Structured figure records
______

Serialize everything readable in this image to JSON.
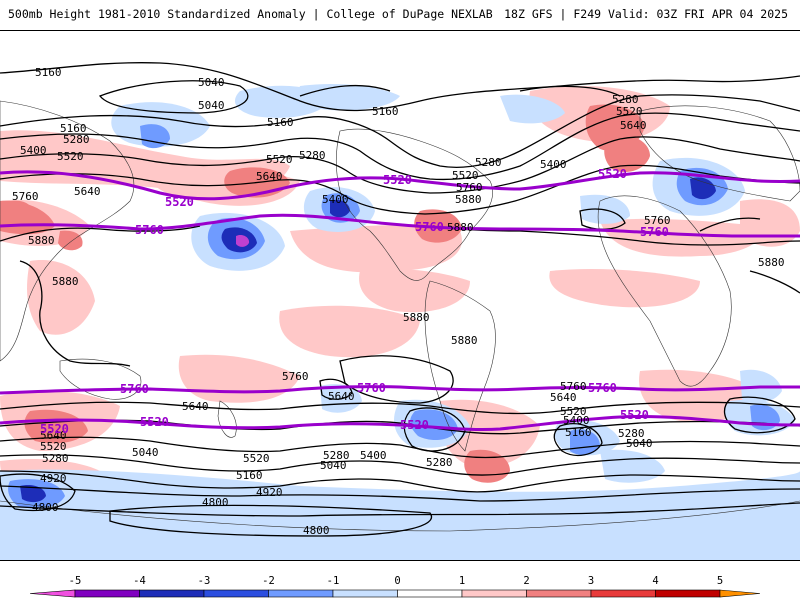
{
  "header": {
    "left_title": "500mb Height 1981-2010 Standardized Anomaly | College of DuPage NEXLAB",
    "right_title": "18Z GFS | F249 Valid: 03Z FRI APR 04 2025"
  },
  "colors": {
    "purple_contour": "#9900cc",
    "anom_pos_1": "#ffc8c8",
    "anom_pos_2": "#f08080",
    "anom_pos_3": "#e83b3b",
    "anom_neg_1": "#c8e0ff",
    "anom_neg_2": "#6f9bff",
    "anom_neg_3": "#2b4ee0",
    "anom_neg_4": "#1d2db8"
  },
  "contour_labels": {
    "north_lines": [
      "5160",
      "5040",
      "5040",
      "5160",
      "5160",
      "5280",
      "5400",
      "5520",
      "5640",
      "5760",
      "5880",
      "5880",
      "5160",
      "5280",
      "5520",
      "5640",
      "5280",
      "5520",
      "5400",
      "5400",
      "5280",
      "5520",
      "5640",
      "5760",
      "5880",
      "5760",
      "5880",
      "5880",
      "5880",
      "5880"
    ],
    "south_lines": [
      "5760",
      "5640",
      "5640",
      "5520",
      "5520",
      "5400",
      "5280",
      "5280",
      "5160",
      "5040",
      "5040",
      "4920",
      "4920",
      "4800",
      "4800",
      "4800",
      "5640",
      "5280",
      "5160",
      "5040",
      "5400",
      "5280",
      "5520",
      "5760",
      "5640"
    ],
    "purple_5520_north": [
      "5520",
      "5520",
      "5520"
    ],
    "purple_5760_north": [
      "5760",
      "5760",
      "5760"
    ],
    "purple_5760_south": [
      "5760",
      "5760",
      "5760"
    ],
    "purple_5520_south": [
      "5520",
      "5520",
      "5520",
      "5520"
    ]
  },
  "colorbar": {
    "ticks": [
      "-5",
      "-4",
      "-3",
      "-2",
      "-1",
      "0",
      "1",
      "2",
      "3",
      "4",
      "5"
    ],
    "colors": [
      "#f050e0",
      "#8000c0",
      "#1d2db8",
      "#2b4ee0",
      "#6f9bff",
      "#c8e0ff",
      "#ffffff",
      "#ffc8c8",
      "#f08080",
      "#e83b3b",
      "#c00000",
      "#ff9000",
      "#ffc000"
    ]
  }
}
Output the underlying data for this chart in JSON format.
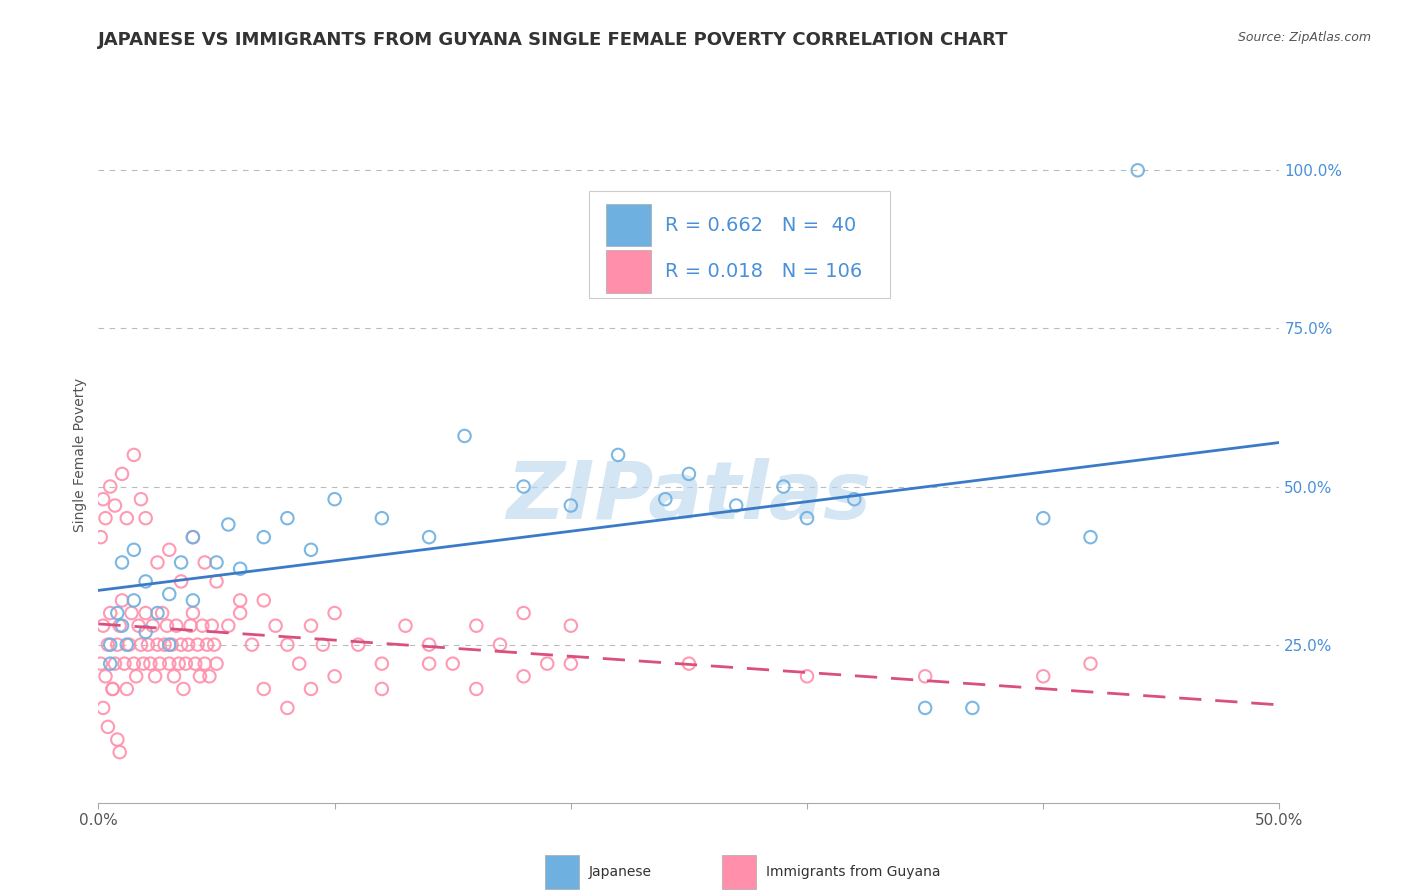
{
  "title": "JAPANESE VS IMMIGRANTS FROM GUYANA SINGLE FEMALE POVERTY CORRELATION CHART",
  "source_text": "Source: ZipAtlas.com",
  "ylabel": "Single Female Poverty",
  "watermark": "ZIPatlas",
  "xlim": [
    0.0,
    0.5
  ],
  "ylim": [
    0.0,
    1.1
  ],
  "ytick_positions": [
    0.25,
    0.5,
    0.75,
    1.0
  ],
  "ytick_labels": [
    "25.0%",
    "50.0%",
    "75.0%",
    "100.0%"
  ],
  "legend_r1": "R = 0.662",
  "legend_n1": "N =  40",
  "legend_r2": "R = 0.018",
  "legend_n2": "N = 106",
  "legend_label1": "Japanese",
  "legend_label2": "Immigrants from Guyana",
  "blue_color": "#6EB0E0",
  "pink_color": "#FF8FAB",
  "trend_blue": "#3A7BC8",
  "trend_pink": "#D94F7E",
  "title_color": "#333333",
  "source_color": "#555555",
  "tick_color": "#4A90D9",
  "grid_color": "#BBBBBB",
  "background_color": "#FFFFFF",
  "watermark_color": "#B8D4EE",
  "title_fontsize": 13,
  "axis_label_fontsize": 10,
  "tick_fontsize": 11,
  "legend_fontsize": 14,
  "jap_x": [
    0.005,
    0.008,
    0.01,
    0.01,
    0.012,
    0.015,
    0.015,
    0.02,
    0.02,
    0.025,
    0.03,
    0.03,
    0.035,
    0.04,
    0.04,
    0.05,
    0.055,
    0.06,
    0.07,
    0.08,
    0.09,
    0.1,
    0.12,
    0.14,
    0.155,
    0.18,
    0.2,
    0.22,
    0.24,
    0.25,
    0.27,
    0.29,
    0.3,
    0.32,
    0.35,
    0.37,
    0.4,
    0.42,
    0.44,
    0.005
  ],
  "jap_y": [
    0.22,
    0.3,
    0.28,
    0.38,
    0.25,
    0.32,
    0.4,
    0.35,
    0.27,
    0.3,
    0.33,
    0.25,
    0.38,
    0.32,
    0.42,
    0.38,
    0.44,
    0.37,
    0.42,
    0.45,
    0.4,
    0.48,
    0.45,
    0.42,
    0.58,
    0.5,
    0.47,
    0.55,
    0.48,
    0.52,
    0.47,
    0.5,
    0.45,
    0.48,
    0.15,
    0.15,
    0.45,
    0.42,
    1.0,
    0.25
  ],
  "guy_x": [
    0.001,
    0.002,
    0.003,
    0.004,
    0.005,
    0.006,
    0.007,
    0.008,
    0.009,
    0.01,
    0.011,
    0.012,
    0.013,
    0.014,
    0.015,
    0.016,
    0.017,
    0.018,
    0.019,
    0.02,
    0.021,
    0.022,
    0.023,
    0.024,
    0.025,
    0.026,
    0.027,
    0.028,
    0.029,
    0.03,
    0.031,
    0.032,
    0.033,
    0.034,
    0.035,
    0.036,
    0.037,
    0.038,
    0.039,
    0.04,
    0.041,
    0.042,
    0.043,
    0.044,
    0.045,
    0.046,
    0.047,
    0.048,
    0.049,
    0.05,
    0.055,
    0.06,
    0.065,
    0.07,
    0.075,
    0.08,
    0.085,
    0.09,
    0.095,
    0.1,
    0.11,
    0.12,
    0.13,
    0.14,
    0.15,
    0.16,
    0.17,
    0.18,
    0.19,
    0.2,
    0.001,
    0.002,
    0.003,
    0.005,
    0.007,
    0.01,
    0.012,
    0.015,
    0.018,
    0.02,
    0.025,
    0.03,
    0.035,
    0.04,
    0.045,
    0.05,
    0.06,
    0.07,
    0.08,
    0.09,
    0.1,
    0.12,
    0.14,
    0.16,
    0.18,
    0.2,
    0.25,
    0.3,
    0.35,
    0.4,
    0.42,
    0.002,
    0.004,
    0.006,
    0.008,
    0.009
  ],
  "guy_y": [
    0.22,
    0.28,
    0.2,
    0.25,
    0.3,
    0.18,
    0.22,
    0.25,
    0.28,
    0.32,
    0.22,
    0.18,
    0.25,
    0.3,
    0.22,
    0.2,
    0.28,
    0.25,
    0.22,
    0.3,
    0.25,
    0.22,
    0.28,
    0.2,
    0.25,
    0.22,
    0.3,
    0.25,
    0.28,
    0.22,
    0.25,
    0.2,
    0.28,
    0.22,
    0.25,
    0.18,
    0.22,
    0.25,
    0.28,
    0.3,
    0.22,
    0.25,
    0.2,
    0.28,
    0.22,
    0.25,
    0.2,
    0.28,
    0.25,
    0.22,
    0.28,
    0.3,
    0.25,
    0.32,
    0.28,
    0.25,
    0.22,
    0.28,
    0.25,
    0.3,
    0.25,
    0.22,
    0.28,
    0.25,
    0.22,
    0.28,
    0.25,
    0.3,
    0.22,
    0.28,
    0.42,
    0.48,
    0.45,
    0.5,
    0.47,
    0.52,
    0.45,
    0.55,
    0.48,
    0.45,
    0.38,
    0.4,
    0.35,
    0.42,
    0.38,
    0.35,
    0.32,
    0.18,
    0.15,
    0.18,
    0.2,
    0.18,
    0.22,
    0.18,
    0.2,
    0.22,
    0.22,
    0.2,
    0.2,
    0.2,
    0.22,
    0.15,
    0.12,
    0.18,
    0.1,
    0.08
  ]
}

______

YOUR OBJECTIVE: The records above must be transcribed exactly. Pictures are left out of the copy.

EXPECTED OUTPUT:
Serialize everything readable in this image to JSON.
{
  "header": {
    "left_title": "500mb Height 1981-2010 Standardized Anomaly | College of DuPage NEXLAB",
    "right_title": "18Z GFS | F249 Valid: 03Z FRI APR 04 2025"
  },
  "colors": {
    "purple_contour": "#9900cc",
    "anom_pos_1": "#ffc8c8",
    "anom_pos_2": "#f08080",
    "anom_pos_3": "#e83b3b",
    "anom_neg_1": "#c8e0ff",
    "anom_neg_2": "#6f9bff",
    "anom_neg_3": "#2b4ee0",
    "anom_neg_4": "#1d2db8"
  },
  "contour_labels": {
    "north_lines": [
      "5160",
      "5040",
      "5040",
      "5160",
      "5160",
      "5280",
      "5400",
      "5520",
      "5640",
      "5760",
      "5880",
      "5880",
      "5160",
      "5280",
      "5520",
      "5640",
      "5280",
      "5520",
      "5400",
      "5400",
      "5280",
      "5520",
      "5640",
      "5760",
      "5880",
      "5760",
      "5880",
      "5880",
      "5880",
      "5880"
    ],
    "south_lines": [
      "5760",
      "5640",
      "5640",
      "5520",
      "5520",
      "5400",
      "5280",
      "5280",
      "5160",
      "5040",
      "5040",
      "4920",
      "4920",
      "4800",
      "4800",
      "4800",
      "5640",
      "5280",
      "5160",
      "5040",
      "5400",
      "5280",
      "5520",
      "5760",
      "5640"
    ],
    "purple_5520_north": [
      "5520",
      "5520",
      "5520"
    ],
    "purple_5760_north": [
      "5760",
      "5760",
      "5760"
    ],
    "purple_5760_south": [
      "5760",
      "5760",
      "5760"
    ],
    "purple_5520_south": [
      "5520",
      "5520",
      "5520",
      "5520"
    ]
  },
  "colorbar": {
    "ticks": [
      "-5",
      "-4",
      "-3",
      "-2",
      "-1",
      "0",
      "1",
      "2",
      "3",
      "4",
      "5"
    ],
    "colors": [
      "#f050e0",
      "#8000c0",
      "#1d2db8",
      "#2b4ee0",
      "#6f9bff",
      "#c8e0ff",
      "#ffffff",
      "#ffc8c8",
      "#f08080",
      "#e83b3b",
      "#c00000",
      "#ff9000",
      "#ffc000"
    ]
  }
}
Output the underlying data for this chart in JSON format.
{
  "title": "JAPANESE VS IMMIGRANTS FROM GUYANA SINGLE FEMALE POVERTY CORRELATION CHART",
  "source_text": "Source: ZipAtlas.com",
  "ylabel": "Single Female Poverty",
  "watermark": "ZIPatlas",
  "xlim": [
    0.0,
    0.5
  ],
  "ylim": [
    0.0,
    1.1
  ],
  "ytick_positions": [
    0.25,
    0.5,
    0.75,
    1.0
  ],
  "ytick_labels": [
    "25.0%",
    "50.0%",
    "75.0%",
    "100.0%"
  ],
  "legend_r1": "R = 0.662",
  "legend_n1": "N =  40",
  "legend_r2": "R = 0.018",
  "legend_n2": "N = 106",
  "legend_label1": "Japanese",
  "legend_label2": "Immigrants from Guyana",
  "blue_color": "#6EB0E0",
  "pink_color": "#FF8FAB",
  "trend_blue": "#3A7BC8",
  "trend_pink": "#D94F7E",
  "title_color": "#333333",
  "source_color": "#555555",
  "tick_color": "#4A90D9",
  "grid_color": "#BBBBBB",
  "background_color": "#FFFFFF",
  "watermark_color": "#B8D4EE",
  "title_fontsize": 13,
  "axis_label_fontsize": 10,
  "tick_fontsize": 11,
  "legend_fontsize": 14,
  "jap_x": [
    0.005,
    0.008,
    0.01,
    0.01,
    0.012,
    0.015,
    0.015,
    0.02,
    0.02,
    0.025,
    0.03,
    0.03,
    0.035,
    0.04,
    0.04,
    0.05,
    0.055,
    0.06,
    0.07,
    0.08,
    0.09,
    0.1,
    0.12,
    0.14,
    0.155,
    0.18,
    0.2,
    0.22,
    0.24,
    0.25,
    0.27,
    0.29,
    0.3,
    0.32,
    0.35,
    0.37,
    0.4,
    0.42,
    0.44,
    0.005
  ],
  "jap_y": [
    0.22,
    0.3,
    0.28,
    0.38,
    0.25,
    0.32,
    0.4,
    0.35,
    0.27,
    0.3,
    0.33,
    0.25,
    0.38,
    0.32,
    0.42,
    0.38,
    0.44,
    0.37,
    0.42,
    0.45,
    0.4,
    0.48,
    0.45,
    0.42,
    0.58,
    0.5,
    0.47,
    0.55,
    0.48,
    0.52,
    0.47,
    0.5,
    0.45,
    0.48,
    0.15,
    0.15,
    0.45,
    0.42,
    1.0,
    0.25
  ],
  "guy_x": [
    0.001,
    0.002,
    0.003,
    0.004,
    0.005,
    0.006,
    0.007,
    0.008,
    0.009,
    0.01,
    0.011,
    0.012,
    0.013,
    0.014,
    0.015,
    0.016,
    0.017,
    0.018,
    0.019,
    0.02,
    0.021,
    0.022,
    0.023,
    0.024,
    0.025,
    0.026,
    0.027,
    0.028,
    0.029,
    0.03,
    0.031,
    0.032,
    0.033,
    0.034,
    0.035,
    0.036,
    0.037,
    0.038,
    0.039,
    0.04,
    0.041,
    0.042,
    0.043,
    0.044,
    0.045,
    0.046,
    0.047,
    0.048,
    0.049,
    0.05,
    0.055,
    0.06,
    0.065,
    0.07,
    0.075,
    0.08,
    0.085,
    0.09,
    0.095,
    0.1,
    0.11,
    0.12,
    0.13,
    0.14,
    0.15,
    0.16,
    0.17,
    0.18,
    0.19,
    0.2,
    0.001,
    0.002,
    0.003,
    0.005,
    0.007,
    0.01,
    0.012,
    0.015,
    0.018,
    0.02,
    0.025,
    0.03,
    0.035,
    0.04,
    0.045,
    0.05,
    0.06,
    0.07,
    0.08,
    0.09,
    0.1,
    0.12,
    0.14,
    0.16,
    0.18,
    0.2,
    0.25,
    0.3,
    0.35,
    0.4,
    0.42,
    0.002,
    0.004,
    0.006,
    0.008,
    0.009
  ],
  "guy_y": [
    0.22,
    0.28,
    0.2,
    0.25,
    0.3,
    0.18,
    0.22,
    0.25,
    0.28,
    0.32,
    0.22,
    0.18,
    0.25,
    0.3,
    0.22,
    0.2,
    0.28,
    0.25,
    0.22,
    0.3,
    0.25,
    0.22,
    0.28,
    0.2,
    0.25,
    0.22,
    0.3,
    0.25,
    0.28,
    0.22,
    0.25,
    0.2,
    0.28,
    0.22,
    0.25,
    0.18,
    0.22,
    0.25,
    0.28,
    0.3,
    0.22,
    0.25,
    0.2,
    0.28,
    0.22,
    0.25,
    0.2,
    0.28,
    0.25,
    0.22,
    0.28,
    0.3,
    0.25,
    0.32,
    0.28,
    0.25,
    0.22,
    0.28,
    0.25,
    0.3,
    0.25,
    0.22,
    0.28,
    0.25,
    0.22,
    0.28,
    0.25,
    0.3,
    0.22,
    0.28,
    0.42,
    0.48,
    0.45,
    0.5,
    0.47,
    0.52,
    0.45,
    0.55,
    0.48,
    0.45,
    0.38,
    0.4,
    0.35,
    0.42,
    0.38,
    0.35,
    0.32,
    0.18,
    0.15,
    0.18,
    0.2,
    0.18,
    0.22,
    0.18,
    0.2,
    0.22,
    0.22,
    0.2,
    0.2,
    0.2,
    0.22,
    0.15,
    0.12,
    0.18,
    0.1,
    0.08
  ]
}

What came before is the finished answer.